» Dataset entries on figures
┌────────
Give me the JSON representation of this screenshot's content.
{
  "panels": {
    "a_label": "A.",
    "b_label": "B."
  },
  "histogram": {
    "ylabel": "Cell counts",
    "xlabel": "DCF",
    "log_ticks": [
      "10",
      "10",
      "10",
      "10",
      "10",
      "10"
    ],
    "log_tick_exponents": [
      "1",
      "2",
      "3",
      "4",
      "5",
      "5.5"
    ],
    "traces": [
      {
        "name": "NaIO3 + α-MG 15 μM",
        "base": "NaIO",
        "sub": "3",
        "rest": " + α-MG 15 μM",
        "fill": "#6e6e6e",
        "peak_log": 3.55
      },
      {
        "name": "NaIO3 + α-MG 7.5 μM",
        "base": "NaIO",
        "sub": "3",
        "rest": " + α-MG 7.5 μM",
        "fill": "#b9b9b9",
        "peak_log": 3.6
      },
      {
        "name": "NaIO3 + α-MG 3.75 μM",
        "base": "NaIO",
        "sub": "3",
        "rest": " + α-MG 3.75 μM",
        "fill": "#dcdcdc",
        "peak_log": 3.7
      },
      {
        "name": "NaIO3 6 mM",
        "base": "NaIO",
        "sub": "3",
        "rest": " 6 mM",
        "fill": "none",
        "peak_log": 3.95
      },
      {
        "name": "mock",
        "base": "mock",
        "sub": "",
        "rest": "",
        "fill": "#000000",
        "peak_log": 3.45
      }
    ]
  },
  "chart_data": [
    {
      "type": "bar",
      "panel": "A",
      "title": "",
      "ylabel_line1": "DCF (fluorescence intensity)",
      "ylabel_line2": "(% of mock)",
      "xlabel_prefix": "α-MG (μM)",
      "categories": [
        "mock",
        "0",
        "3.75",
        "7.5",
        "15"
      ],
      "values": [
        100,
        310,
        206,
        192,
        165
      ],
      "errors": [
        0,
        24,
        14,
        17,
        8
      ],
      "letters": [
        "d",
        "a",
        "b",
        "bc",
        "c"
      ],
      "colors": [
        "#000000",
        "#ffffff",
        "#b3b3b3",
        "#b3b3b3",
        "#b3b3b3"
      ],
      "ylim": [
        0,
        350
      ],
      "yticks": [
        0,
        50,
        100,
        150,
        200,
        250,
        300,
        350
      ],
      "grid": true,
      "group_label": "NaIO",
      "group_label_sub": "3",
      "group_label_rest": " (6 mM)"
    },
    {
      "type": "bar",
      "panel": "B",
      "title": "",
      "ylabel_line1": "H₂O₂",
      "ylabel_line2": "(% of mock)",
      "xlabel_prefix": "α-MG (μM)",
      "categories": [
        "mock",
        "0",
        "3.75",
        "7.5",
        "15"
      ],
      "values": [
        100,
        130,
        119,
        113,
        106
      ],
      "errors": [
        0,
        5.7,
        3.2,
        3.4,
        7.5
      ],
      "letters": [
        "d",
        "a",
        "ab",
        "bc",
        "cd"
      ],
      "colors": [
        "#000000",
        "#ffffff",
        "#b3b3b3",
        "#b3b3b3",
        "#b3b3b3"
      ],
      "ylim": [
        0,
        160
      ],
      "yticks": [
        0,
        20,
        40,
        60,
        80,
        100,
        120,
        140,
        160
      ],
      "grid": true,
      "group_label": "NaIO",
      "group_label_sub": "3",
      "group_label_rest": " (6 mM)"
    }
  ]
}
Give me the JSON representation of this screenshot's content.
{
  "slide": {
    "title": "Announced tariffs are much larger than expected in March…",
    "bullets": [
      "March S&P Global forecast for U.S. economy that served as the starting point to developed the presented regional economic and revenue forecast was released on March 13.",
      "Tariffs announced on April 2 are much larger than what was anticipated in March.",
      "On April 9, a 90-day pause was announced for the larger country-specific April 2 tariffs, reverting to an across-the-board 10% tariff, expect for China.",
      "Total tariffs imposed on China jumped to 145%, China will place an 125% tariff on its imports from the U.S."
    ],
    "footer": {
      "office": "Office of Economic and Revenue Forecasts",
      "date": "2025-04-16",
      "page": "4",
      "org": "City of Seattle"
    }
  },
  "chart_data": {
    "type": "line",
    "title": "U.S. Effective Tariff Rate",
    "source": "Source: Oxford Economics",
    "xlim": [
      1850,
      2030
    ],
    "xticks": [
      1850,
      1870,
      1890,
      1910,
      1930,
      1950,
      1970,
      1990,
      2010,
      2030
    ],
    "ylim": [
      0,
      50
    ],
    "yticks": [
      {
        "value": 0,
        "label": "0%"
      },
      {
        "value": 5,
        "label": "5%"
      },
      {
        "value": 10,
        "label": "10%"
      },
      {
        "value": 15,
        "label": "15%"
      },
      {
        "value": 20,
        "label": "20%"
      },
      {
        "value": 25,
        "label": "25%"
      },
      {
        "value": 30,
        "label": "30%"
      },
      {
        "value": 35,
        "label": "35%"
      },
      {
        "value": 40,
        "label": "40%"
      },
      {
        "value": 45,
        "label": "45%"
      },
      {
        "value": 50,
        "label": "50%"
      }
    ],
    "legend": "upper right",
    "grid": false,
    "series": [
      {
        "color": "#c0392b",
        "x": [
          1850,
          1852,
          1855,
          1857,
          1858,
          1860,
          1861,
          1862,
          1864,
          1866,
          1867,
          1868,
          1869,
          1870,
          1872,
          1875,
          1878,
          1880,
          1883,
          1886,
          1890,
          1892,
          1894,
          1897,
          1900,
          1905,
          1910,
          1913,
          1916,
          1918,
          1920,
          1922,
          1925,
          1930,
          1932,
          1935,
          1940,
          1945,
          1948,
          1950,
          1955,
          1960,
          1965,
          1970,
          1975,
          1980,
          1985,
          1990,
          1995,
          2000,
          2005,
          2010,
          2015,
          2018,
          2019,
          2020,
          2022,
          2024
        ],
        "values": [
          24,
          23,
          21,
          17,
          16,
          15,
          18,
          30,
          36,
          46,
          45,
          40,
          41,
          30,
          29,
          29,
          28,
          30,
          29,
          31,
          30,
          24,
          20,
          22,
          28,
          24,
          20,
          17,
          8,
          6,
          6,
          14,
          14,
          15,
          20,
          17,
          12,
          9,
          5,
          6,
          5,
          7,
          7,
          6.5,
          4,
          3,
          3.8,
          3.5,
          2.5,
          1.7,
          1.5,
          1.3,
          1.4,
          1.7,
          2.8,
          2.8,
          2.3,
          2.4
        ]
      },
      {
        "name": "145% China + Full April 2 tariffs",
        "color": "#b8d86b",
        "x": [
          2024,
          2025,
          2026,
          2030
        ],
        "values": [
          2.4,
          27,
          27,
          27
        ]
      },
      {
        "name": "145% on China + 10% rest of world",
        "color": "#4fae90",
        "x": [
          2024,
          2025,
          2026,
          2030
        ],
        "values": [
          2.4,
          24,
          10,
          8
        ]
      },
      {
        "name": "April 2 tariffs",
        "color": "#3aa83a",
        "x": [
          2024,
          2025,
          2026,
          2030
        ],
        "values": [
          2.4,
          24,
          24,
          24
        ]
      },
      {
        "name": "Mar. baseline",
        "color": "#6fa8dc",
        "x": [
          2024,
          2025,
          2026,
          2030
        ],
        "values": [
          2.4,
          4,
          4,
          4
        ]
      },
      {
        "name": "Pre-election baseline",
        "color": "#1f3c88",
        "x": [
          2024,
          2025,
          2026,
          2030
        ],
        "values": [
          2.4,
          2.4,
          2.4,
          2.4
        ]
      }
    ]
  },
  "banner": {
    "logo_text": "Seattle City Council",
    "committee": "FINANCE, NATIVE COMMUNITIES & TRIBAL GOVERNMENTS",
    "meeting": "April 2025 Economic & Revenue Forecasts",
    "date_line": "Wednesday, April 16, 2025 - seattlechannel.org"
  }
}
└────────
» WHAT YOU ARE ASKED TO DO
Reproduce all of the data exactly as given.

» OUTPUT BELOW
Give me the JSON representation of this screenshot's content.
{
  "panels": {
    "a_label": "A.",
    "b_label": "B."
  },
  "histogram": {
    "ylabel": "Cell counts",
    "xlabel": "DCF",
    "log_ticks": [
      "10",
      "10",
      "10",
      "10",
      "10",
      "10"
    ],
    "log_tick_exponents": [
      "1",
      "2",
      "3",
      "4",
      "5",
      "5.5"
    ],
    "traces": [
      {
        "name": "NaIO3 + α-MG 15 μM",
        "base": "NaIO",
        "sub": "3",
        "rest": " + α-MG 15 μM",
        "fill": "#6e6e6e",
        "peak_log": 3.55
      },
      {
        "name": "NaIO3 + α-MG 7.5 μM",
        "base": "NaIO",
        "sub": "3",
        "rest": " + α-MG 7.5 μM",
        "fill": "#b9b9b9",
        "peak_log": 3.6
      },
      {
        "name": "NaIO3 + α-MG 3.75 μM",
        "base": "NaIO",
        "sub": "3",
        "rest": " + α-MG 3.75 μM",
        "fill": "#dcdcdc",
        "peak_log": 3.7
      },
      {
        "name": "NaIO3 6 mM",
        "base": "NaIO",
        "sub": "3",
        "rest": " 6 mM",
        "fill": "none",
        "peak_log": 3.95
      },
      {
        "name": "mock",
        "base": "mock",
        "sub": "",
        "rest": "",
        "fill": "#000000",
        "peak_log": 3.45
      }
    ]
  },
  "chart_data": [
    {
      "type": "bar",
      "panel": "A",
      "title": "",
      "ylabel_line1": "DCF (fluorescence intensity)",
      "ylabel_line2": "(% of mock)",
      "xlabel_prefix": "α-MG (μM)",
      "categories": [
        "mock",
        "0",
        "3.75",
        "7.5",
        "15"
      ],
      "values": [
        100,
        310,
        206,
        192,
        165
      ],
      "errors": [
        0,
        24,
        14,
        17,
        8
      ],
      "letters": [
        "d",
        "a",
        "b",
        "bc",
        "c"
      ],
      "colors": [
        "#000000",
        "#ffffff",
        "#b3b3b3",
        "#b3b3b3",
        "#b3b3b3"
      ],
      "ylim": [
        0,
        350
      ],
      "yticks": [
        0,
        50,
        100,
        150,
        200,
        250,
        300,
        350
      ],
      "grid": true,
      "group_label": "NaIO",
      "group_label_sub": "3",
      "group_label_rest": " (6 mM)"
    },
    {
      "type": "bar",
      "panel": "B",
      "title": "",
      "ylabel_line1": "H₂O₂",
      "ylabel_line2": "(% of mock)",
      "xlabel_prefix": "α-MG (μM)",
      "categories": [
        "mock",
        "0",
        "3.75",
        "7.5",
        "15"
      ],
      "values": [
        100,
        130,
        119,
        113,
        106
      ],
      "errors": [
        0,
        5.7,
        3.2,
        3.4,
        7.5
      ],
      "letters": [
        "d",
        "a",
        "ab",
        "bc",
        "cd"
      ],
      "colors": [
        "#000000",
        "#ffffff",
        "#b3b3b3",
        "#b3b3b3",
        "#b3b3b3"
      ],
      "ylim": [
        0,
        160
      ],
      "yticks": [
        0,
        20,
        40,
        60,
        80,
        100,
        120,
        140,
        160
      ],
      "grid": true,
      "group_label": "NaIO",
      "group_label_sub": "3",
      "group_label_rest": " (6 mM)"
    }
  ]
}
Give me the JSON representation of this screenshot's content.
{
  "slide": {
    "title": "Announced tariffs are much larger than expected in March…",
    "bullets": [
      "March S&P Global forecast for U.S. economy that served as the starting point to developed the presented regional economic and revenue forecast was released on March 13.",
      "Tariffs announced on April 2 are much larger than what was anticipated in March.",
      "On April 9, a 90-day pause was announced for the larger country-specific April 2 tariffs, reverting to an across-the-board 10% tariff, expect for China.",
      "Total tariffs imposed on China jumped to 145%, China will place an 125% tariff on its imports from the U.S."
    ],
    "footer": {
      "office": "Office of Economic and Revenue Forecasts",
      "date": "2025-04-16",
      "page": "4",
      "org": "City of Seattle"
    }
  },
  "chart_data": {
    "type": "line",
    "title": "U.S. Effective Tariff Rate",
    "source": "Source: Oxford Economics",
    "xlim": [
      1850,
      2030
    ],
    "xticks": [
      1850,
      1870,
      1890,
      1910,
      1930,
      1950,
      1970,
      1990,
      2010,
      2030
    ],
    "ylim": [
      0,
      50
    ],
    "yticks": [
      {
        "value": 0,
        "label": "0%"
      },
      {
        "value": 5,
        "label": "5%"
      },
      {
        "value": 10,
        "label": "10%"
      },
      {
        "value": 15,
        "label": "15%"
      },
      {
        "value": 20,
        "label": "20%"
      },
      {
        "value": 25,
        "label": "25%"
      },
      {
        "value": 30,
        "label": "30%"
      },
      {
        "value": 35,
        "label": "35%"
      },
      {
        "value": 40,
        "label": "40%"
      },
      {
        "value": 45,
        "label": "45%"
      },
      {
        "value": 50,
        "label": "50%"
      }
    ],
    "legend": "upper right",
    "grid": false,
    "series": [
      {
        "color": "#c0392b",
        "x": [
          1850,
          1852,
          1855,
          1857,
          1858,
          1860,
          1861,
          1862,
          1864,
          1866,
          1867,
          1868,
          1869,
          1870,
          1872,
          1875,
          1878,
          1880,
          1883,
          1886,
          1890,
          1892,
          1894,
          1897,
          1900,
          1905,
          1910,
          1913,
          1916,
          1918,
          1920,
          1922,
          1925,
          1930,
          1932,
          1935,
          1940,
          1945,
          1948,
          1950,
          1955,
          1960,
          1965,
          1970,
          1975,
          1980,
          1985,
          1990,
          1995,
          2000,
          2005,
          2010,
          2015,
          2018,
          2019,
          2020,
          2022,
          2024
        ],
        "values": [
          24,
          23,
          21,
          17,
          16,
          15,
          18,
          30,
          36,
          46,
          45,
          40,
          41,
          30,
          29,
          29,
          28,
          30,
          29,
          31,
          30,
          24,
          20,
          22,
          28,
          24,
          20,
          17,
          8,
          6,
          6,
          14,
          14,
          15,
          20,
          17,
          12,
          9,
          5,
          6,
          5,
          7,
          7,
          6.5,
          4,
          3,
          3.8,
          3.5,
          2.5,
          1.7,
          1.5,
          1.3,
          1.4,
          1.7,
          2.8,
          2.8,
          2.3,
          2.4
        ]
      },
      {
        "name": "145% China + Full April 2 tariffs",
        "color": "#b8d86b",
        "x": [
          2024,
          2025,
          2026,
          2030
        ],
        "values": [
          2.4,
          27,
          27,
          27
        ]
      },
      {
        "name": "145% on China + 10% rest of world",
        "color": "#4fae90",
        "x": [
          2024,
          2025,
          2026,
          2030
        ],
        "values": [
          2.4,
          24,
          10,
          8
        ]
      },
      {
        "name": "April 2 tariffs",
        "color": "#3aa83a",
        "x": [
          2024,
          2025,
          2026,
          2030
        ],
        "values": [
          2.4,
          24,
          24,
          24
        ]
      },
      {
        "name": "Mar. baseline",
        "color": "#6fa8dc",
        "x": [
          2024,
          2025,
          2026,
          2030
        ],
        "values": [
          2.4,
          4,
          4,
          4
        ]
      },
      {
        "name": "Pre-election baseline",
        "color": "#1f3c88",
        "x": [
          2024,
          2025,
          2026,
          2030
        ],
        "values": [
          2.4,
          2.4,
          2.4,
          2.4
        ]
      }
    ]
  },
  "banner": {
    "logo_text": "Seattle City Council",
    "committee": "FINANCE, NATIVE COMMUNITIES & TRIBAL GOVERNMENTS",
    "meeting": "April 2025 Economic & Revenue Forecasts",
    "date_line": "Wednesday, April 16, 2025 - seattlechannel.org"
  }
}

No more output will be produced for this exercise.